**What you will do**
Could you extract every entry below and reproduce it exactly?

**Data rows**
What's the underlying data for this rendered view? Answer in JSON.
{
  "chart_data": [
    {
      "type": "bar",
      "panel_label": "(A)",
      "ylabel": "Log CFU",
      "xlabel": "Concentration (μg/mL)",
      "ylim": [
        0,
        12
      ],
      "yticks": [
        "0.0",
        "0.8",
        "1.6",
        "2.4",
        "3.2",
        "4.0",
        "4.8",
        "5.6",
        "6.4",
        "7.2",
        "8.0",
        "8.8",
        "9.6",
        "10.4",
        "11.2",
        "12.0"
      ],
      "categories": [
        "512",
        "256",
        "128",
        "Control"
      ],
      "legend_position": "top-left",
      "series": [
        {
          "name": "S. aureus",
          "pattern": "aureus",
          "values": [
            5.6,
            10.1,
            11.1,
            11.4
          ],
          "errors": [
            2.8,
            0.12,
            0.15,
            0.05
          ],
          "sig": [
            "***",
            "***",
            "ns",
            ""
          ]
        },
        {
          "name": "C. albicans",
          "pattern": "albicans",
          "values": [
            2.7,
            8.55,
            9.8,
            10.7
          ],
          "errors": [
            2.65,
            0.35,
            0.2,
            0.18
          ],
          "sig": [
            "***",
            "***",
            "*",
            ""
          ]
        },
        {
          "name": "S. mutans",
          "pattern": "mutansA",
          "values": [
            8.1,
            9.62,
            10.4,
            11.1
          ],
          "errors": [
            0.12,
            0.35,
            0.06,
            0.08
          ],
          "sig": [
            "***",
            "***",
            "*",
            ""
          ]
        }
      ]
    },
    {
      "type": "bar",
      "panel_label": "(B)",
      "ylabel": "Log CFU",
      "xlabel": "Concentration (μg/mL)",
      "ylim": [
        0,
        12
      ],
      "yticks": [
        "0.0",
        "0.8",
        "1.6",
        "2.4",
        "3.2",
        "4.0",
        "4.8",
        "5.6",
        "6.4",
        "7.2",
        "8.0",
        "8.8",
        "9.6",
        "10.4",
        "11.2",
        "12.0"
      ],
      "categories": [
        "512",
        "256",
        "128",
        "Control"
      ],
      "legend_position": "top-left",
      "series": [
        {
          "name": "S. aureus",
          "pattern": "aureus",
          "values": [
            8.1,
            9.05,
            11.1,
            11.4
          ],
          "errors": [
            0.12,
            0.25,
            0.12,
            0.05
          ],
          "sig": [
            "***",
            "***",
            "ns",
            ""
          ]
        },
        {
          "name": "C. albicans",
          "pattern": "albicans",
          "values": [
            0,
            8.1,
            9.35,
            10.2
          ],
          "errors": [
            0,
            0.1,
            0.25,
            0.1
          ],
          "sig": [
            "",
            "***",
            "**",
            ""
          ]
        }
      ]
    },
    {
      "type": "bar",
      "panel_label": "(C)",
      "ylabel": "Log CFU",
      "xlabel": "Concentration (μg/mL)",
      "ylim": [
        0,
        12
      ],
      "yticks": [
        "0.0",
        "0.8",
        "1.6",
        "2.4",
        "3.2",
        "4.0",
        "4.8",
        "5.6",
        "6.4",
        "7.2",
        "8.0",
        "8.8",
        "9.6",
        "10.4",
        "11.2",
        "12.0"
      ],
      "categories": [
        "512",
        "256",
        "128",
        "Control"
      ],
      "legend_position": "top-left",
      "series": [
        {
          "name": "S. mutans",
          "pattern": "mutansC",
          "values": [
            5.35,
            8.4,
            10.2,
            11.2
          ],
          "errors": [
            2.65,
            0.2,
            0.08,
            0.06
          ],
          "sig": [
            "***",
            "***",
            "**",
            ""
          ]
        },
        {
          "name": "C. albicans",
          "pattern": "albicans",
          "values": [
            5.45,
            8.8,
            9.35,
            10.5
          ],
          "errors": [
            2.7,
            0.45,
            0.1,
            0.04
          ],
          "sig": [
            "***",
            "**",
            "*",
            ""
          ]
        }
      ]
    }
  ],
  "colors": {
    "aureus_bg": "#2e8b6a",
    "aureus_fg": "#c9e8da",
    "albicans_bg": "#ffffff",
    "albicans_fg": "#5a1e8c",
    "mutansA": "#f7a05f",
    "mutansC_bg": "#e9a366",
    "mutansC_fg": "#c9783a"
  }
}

**Written response**
What's the underlying data for this rendered view? Answer in JSON.
{
  "chart_data": [
    {
      "type": "bar",
      "panel_label": "(A)",
      "ylabel": "Log CFU",
      "xlabel": "Concentration (μg/mL)",
      "ylim": [
        0,
        12
      ],
      "yticks": [
        "0.0",
        "0.8",
        "1.6",
        "2.4",
        "3.2",
        "4.0",
        "4.8",
        "5.6",
        "6.4",
        "7.2",
        "8.0",
        "8.8",
        "9.6",
        "10.4",
        "11.2",
        "12.0"
      ],
      "categories": [
        "512",
        "256",
        "128",
        "Control"
      ],
      "legend_position": "top-left",
      "series": [
        {
          "name": "S. aureus",
          "pattern": "aureus",
          "values": [
            5.6,
            10.1,
            11.1,
            11.4
          ],
          "errors": [
            2.8,
            0.12,
            0.15,
            0.05
          ],
          "sig": [
            "***",
            "***",
            "ns",
            ""
          ]
        },
        {
          "name": "C. albicans",
          "pattern": "albicans",
          "values": [
            2.7,
            8.55,
            9.8,
            10.7
          ],
          "errors": [
            2.65,
            0.35,
            0.2,
            0.18
          ],
          "sig": [
            "***",
            "***",
            "*",
            ""
          ]
        },
        {
          "name": "S. mutans",
          "pattern": "mutansA",
          "values": [
            8.1,
            9.62,
            10.4,
            11.1
          ],
          "errors": [
            0.12,
            0.35,
            0.06,
            0.08
          ],
          "sig": [
            "***",
            "***",
            "*",
            ""
          ]
        }
      ]
    },
    {
      "type": "bar",
      "panel_label": "(B)",
      "ylabel": "Log CFU",
      "xlabel": "Concentration (μg/mL)",
      "ylim": [
        0,
        12
      ],
      "yticks": [
        "0.0",
        "0.8",
        "1.6",
        "2.4",
        "3.2",
        "4.0",
        "4.8",
        "5.6",
        "6.4",
        "7.2",
        "8.0",
        "8.8",
        "9.6",
        "10.4",
        "11.2",
        "12.0"
      ],
      "categories": [
        "512",
        "256",
        "128",
        "Control"
      ],
      "legend_position": "top-left",
      "series": [
        {
          "name": "S. aureus",
          "pattern": "aureus",
          "values": [
            8.1,
            9.05,
            11.1,
            11.4
          ],
          "errors": [
            0.12,
            0.25,
            0.12,
            0.05
          ],
          "sig": [
            "***",
            "***",
            "ns",
            ""
          ]
        },
        {
          "name": "C. albicans",
          "pattern": "albicans",
          "values": [
            0,
            8.1,
            9.35,
            10.2
          ],
          "errors": [
            0,
            0.1,
            0.25,
            0.1
          ],
          "sig": [
            "",
            "***",
            "**",
            ""
          ]
        }
      ]
    },
    {
      "type": "bar",
      "panel_label": "(C)",
      "ylabel": "Log CFU",
      "xlabel": "Concentration (μg/mL)",
      "ylim": [
        0,
        12
      ],
      "yticks": [
        "0.0",
        "0.8",
        "1.6",
        "2.4",
        "3.2",
        "4.0",
        "4.8",
        "5.6",
        "6.4",
        "7.2",
        "8.0",
        "8.8",
        "9.6",
        "10.4",
        "11.2",
        "12.0"
      ],
      "categories": [
        "512",
        "256",
        "128",
        "Control"
      ],
      "legend_position": "top-left",
      "series": [
        {
          "name": "S. mutans",
          "pattern": "mutansC",
          "values": [
            5.35,
            8.4,
            10.2,
            11.2
          ],
          "errors": [
            2.65,
            0.2,
            0.08,
            0.06
          ],
          "sig": [
            "***",
            "***",
            "**",
            ""
          ]
        },
        {
          "name": "C. albicans",
          "pattern": "albicans",
          "values": [
            5.45,
            8.8,
            9.35,
            10.5
          ],
          "errors": [
            2.7,
            0.45,
            0.1,
            0.04
          ],
          "sig": [
            "***",
            "**",
            "*",
            ""
          ]
        }
      ]
    }
  ],
  "colors": {
    "aureus_bg": "#2e8b6a",
    "aureus_fg": "#c9e8da",
    "albicans_bg": "#ffffff",
    "albicans_fg": "#5a1e8c",
    "mutansA": "#f7a05f",
    "mutansC_bg": "#e9a366",
    "mutansC_fg": "#c9783a"
  }
}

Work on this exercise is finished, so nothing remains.